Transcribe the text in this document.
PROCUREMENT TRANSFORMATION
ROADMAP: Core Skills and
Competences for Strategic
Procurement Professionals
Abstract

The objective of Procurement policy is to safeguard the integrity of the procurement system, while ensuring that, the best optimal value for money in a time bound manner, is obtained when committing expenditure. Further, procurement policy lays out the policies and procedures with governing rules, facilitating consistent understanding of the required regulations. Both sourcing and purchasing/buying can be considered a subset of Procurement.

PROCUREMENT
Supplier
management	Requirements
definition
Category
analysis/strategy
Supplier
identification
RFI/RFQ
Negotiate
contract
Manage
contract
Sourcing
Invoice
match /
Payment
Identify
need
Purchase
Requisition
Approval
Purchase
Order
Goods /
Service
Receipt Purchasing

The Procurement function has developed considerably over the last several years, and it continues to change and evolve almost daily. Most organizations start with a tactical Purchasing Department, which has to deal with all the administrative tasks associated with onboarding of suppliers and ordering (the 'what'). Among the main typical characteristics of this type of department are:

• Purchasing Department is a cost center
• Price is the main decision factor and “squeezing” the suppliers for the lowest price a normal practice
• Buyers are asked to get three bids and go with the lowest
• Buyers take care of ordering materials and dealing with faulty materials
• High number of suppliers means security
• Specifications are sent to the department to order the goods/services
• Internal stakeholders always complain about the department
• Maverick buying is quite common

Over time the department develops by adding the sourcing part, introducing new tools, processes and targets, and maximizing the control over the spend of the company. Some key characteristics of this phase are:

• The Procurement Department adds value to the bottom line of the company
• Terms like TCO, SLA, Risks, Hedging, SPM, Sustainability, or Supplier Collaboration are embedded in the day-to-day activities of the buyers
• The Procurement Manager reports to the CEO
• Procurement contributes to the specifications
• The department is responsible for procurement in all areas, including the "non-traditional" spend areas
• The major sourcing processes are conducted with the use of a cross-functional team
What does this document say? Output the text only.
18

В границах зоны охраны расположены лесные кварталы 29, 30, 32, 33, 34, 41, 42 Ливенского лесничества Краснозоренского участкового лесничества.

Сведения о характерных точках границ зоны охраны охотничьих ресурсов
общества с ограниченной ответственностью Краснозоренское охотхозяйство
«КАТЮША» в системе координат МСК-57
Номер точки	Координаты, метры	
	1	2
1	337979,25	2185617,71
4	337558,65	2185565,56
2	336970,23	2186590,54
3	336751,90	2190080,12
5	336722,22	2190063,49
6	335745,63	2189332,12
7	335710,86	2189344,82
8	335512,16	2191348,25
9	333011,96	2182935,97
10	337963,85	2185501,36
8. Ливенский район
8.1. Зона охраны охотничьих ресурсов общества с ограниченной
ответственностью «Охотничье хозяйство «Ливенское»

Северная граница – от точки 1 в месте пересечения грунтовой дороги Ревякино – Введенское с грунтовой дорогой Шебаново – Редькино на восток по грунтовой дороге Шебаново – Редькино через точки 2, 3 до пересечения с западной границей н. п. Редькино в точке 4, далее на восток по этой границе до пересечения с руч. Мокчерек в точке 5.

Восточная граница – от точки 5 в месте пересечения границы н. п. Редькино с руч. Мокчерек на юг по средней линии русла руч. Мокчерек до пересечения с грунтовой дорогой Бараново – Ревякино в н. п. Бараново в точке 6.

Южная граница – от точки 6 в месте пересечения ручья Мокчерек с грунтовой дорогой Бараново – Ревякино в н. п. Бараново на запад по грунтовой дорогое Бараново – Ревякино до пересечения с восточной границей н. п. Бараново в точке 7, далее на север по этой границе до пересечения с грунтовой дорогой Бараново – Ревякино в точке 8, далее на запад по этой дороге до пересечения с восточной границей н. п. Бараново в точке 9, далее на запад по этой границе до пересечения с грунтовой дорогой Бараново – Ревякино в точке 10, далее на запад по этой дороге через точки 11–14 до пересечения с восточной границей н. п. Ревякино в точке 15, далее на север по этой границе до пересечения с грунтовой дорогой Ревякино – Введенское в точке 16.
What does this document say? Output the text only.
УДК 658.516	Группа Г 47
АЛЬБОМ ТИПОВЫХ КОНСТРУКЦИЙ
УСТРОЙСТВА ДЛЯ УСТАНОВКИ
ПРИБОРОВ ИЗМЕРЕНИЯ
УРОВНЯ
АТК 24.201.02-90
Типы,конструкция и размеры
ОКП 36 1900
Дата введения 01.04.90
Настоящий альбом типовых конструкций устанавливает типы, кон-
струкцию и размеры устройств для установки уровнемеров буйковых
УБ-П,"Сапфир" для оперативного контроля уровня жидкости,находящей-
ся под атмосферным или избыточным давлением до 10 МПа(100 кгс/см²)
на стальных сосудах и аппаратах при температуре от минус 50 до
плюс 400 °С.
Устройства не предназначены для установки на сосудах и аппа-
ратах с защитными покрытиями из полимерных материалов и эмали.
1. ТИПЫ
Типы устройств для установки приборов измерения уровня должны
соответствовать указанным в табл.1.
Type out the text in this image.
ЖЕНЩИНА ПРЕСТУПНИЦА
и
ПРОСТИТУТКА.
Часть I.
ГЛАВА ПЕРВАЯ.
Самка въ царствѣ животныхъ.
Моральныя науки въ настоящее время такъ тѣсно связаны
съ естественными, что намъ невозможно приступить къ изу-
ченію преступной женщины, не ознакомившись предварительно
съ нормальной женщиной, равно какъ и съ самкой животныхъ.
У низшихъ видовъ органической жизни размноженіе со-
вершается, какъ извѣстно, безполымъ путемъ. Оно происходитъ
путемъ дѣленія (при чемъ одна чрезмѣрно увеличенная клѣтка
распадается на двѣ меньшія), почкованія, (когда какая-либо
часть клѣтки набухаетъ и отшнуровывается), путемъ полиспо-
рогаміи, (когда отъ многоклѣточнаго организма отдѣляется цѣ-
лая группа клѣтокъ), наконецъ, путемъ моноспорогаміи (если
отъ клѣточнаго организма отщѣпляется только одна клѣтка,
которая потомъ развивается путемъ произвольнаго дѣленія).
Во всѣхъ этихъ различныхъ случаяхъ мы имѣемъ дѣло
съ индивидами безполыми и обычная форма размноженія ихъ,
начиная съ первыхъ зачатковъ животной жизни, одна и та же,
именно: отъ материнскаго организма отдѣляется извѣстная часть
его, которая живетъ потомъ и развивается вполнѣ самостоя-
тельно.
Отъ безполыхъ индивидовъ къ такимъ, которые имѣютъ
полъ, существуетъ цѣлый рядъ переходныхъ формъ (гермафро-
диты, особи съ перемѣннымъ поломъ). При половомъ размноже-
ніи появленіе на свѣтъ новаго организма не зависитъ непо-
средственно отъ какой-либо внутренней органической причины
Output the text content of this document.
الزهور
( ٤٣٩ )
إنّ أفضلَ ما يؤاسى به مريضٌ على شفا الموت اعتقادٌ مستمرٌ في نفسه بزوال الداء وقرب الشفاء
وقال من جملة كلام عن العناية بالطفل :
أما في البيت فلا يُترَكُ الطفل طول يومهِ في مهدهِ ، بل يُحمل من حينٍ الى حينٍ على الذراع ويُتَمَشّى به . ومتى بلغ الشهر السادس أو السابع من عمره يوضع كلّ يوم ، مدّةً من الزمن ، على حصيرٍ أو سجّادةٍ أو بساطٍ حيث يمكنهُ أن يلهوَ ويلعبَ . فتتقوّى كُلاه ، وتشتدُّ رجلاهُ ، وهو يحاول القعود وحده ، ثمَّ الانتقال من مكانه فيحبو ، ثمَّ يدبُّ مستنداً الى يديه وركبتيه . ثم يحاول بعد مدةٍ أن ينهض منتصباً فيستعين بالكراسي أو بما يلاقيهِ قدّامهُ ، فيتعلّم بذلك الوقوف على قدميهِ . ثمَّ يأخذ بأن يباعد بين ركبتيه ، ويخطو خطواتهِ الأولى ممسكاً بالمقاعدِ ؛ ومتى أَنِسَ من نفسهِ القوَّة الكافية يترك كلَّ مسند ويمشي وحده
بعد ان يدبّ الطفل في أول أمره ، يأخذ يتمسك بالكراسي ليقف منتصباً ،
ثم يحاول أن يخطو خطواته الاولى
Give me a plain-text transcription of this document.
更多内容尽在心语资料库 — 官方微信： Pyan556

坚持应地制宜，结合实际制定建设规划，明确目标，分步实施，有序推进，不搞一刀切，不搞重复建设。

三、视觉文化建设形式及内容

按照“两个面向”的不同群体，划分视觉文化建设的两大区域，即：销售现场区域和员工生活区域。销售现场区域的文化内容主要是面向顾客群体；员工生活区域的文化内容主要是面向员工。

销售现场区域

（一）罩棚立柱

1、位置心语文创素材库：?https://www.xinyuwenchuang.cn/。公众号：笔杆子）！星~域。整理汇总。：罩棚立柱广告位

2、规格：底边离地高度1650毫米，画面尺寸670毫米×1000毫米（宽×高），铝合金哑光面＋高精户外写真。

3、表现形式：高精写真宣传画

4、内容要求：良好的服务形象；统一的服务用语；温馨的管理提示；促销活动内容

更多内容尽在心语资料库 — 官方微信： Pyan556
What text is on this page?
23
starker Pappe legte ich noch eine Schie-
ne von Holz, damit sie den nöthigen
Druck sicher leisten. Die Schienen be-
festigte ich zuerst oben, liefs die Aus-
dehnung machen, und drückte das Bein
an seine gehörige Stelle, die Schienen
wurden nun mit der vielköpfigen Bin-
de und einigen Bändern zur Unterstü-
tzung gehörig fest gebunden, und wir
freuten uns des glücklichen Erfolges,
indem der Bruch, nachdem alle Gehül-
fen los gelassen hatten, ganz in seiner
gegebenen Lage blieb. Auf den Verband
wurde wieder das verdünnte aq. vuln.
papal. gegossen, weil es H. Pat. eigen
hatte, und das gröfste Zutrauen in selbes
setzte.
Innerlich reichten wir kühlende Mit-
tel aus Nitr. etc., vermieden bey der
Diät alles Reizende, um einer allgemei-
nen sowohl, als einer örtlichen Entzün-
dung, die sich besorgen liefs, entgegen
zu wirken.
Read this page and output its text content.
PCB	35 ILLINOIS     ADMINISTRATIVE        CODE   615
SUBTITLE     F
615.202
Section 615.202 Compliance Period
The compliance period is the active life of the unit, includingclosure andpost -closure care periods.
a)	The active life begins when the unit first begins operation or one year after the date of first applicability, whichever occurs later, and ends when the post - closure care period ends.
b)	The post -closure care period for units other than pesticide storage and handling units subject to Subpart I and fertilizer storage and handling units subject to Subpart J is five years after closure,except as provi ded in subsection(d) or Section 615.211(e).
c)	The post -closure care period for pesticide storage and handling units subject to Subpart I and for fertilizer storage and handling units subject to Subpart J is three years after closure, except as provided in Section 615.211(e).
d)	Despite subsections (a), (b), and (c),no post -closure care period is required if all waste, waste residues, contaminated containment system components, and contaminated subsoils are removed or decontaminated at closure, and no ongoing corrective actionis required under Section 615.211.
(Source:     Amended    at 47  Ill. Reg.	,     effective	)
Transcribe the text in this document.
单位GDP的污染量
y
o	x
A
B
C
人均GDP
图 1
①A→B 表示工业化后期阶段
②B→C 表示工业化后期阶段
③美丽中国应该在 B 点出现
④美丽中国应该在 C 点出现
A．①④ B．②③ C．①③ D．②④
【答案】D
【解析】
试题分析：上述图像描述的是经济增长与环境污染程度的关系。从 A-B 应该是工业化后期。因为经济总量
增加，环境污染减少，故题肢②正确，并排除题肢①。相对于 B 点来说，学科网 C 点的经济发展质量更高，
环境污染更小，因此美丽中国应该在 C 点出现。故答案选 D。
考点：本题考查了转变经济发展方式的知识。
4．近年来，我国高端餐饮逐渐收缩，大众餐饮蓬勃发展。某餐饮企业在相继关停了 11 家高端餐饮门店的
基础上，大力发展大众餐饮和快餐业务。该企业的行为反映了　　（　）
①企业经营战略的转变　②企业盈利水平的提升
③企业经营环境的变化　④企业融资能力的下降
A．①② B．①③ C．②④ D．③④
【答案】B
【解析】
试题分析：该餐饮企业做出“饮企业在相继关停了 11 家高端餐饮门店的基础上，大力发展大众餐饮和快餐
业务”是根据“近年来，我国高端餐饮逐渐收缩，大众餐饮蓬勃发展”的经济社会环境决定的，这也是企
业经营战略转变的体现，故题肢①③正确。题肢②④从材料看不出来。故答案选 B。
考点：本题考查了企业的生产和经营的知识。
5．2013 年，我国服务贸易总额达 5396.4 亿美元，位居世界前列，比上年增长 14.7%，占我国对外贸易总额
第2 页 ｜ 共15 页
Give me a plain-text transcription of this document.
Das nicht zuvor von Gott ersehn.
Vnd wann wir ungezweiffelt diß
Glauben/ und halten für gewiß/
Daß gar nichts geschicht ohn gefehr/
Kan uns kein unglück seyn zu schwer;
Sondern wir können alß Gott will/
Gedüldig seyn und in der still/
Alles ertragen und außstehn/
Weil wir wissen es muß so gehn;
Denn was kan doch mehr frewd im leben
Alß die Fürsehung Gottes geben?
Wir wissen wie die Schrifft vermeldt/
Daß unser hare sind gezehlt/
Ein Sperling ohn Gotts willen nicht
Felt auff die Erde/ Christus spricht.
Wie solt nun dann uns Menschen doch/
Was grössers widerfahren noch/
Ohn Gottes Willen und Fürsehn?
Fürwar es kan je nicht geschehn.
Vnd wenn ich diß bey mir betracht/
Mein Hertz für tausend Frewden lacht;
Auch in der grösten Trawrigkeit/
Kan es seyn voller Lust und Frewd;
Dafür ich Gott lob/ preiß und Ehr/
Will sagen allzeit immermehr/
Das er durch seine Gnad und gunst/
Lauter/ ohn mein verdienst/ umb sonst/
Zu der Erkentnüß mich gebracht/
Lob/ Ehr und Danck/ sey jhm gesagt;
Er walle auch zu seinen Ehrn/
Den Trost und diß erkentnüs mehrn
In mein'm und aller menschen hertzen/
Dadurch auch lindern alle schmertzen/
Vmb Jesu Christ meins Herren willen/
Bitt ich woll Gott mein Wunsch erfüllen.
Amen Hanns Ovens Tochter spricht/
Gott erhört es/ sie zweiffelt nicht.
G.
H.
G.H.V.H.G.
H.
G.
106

-----

*WHAT THE EXERCISE ASKS*.
Wherever the string "suppliers" appears in the entries above, list that line.

*EXERCISE RESPONSE*.
The Procurement function has developed considerably over the last several years, and it continues to change and evolve almost daily. Most organizations start with a tactical Purchasing Department, which has to deal with all the administrative tasks associated with onboarding of suppliers and ordering (the 'what'). Among the main typical characteristics of this type of department are:
• Price is the main decision factor and “squeezing” the suppliers for the lowest price a normal practice
• High number of suppliers means security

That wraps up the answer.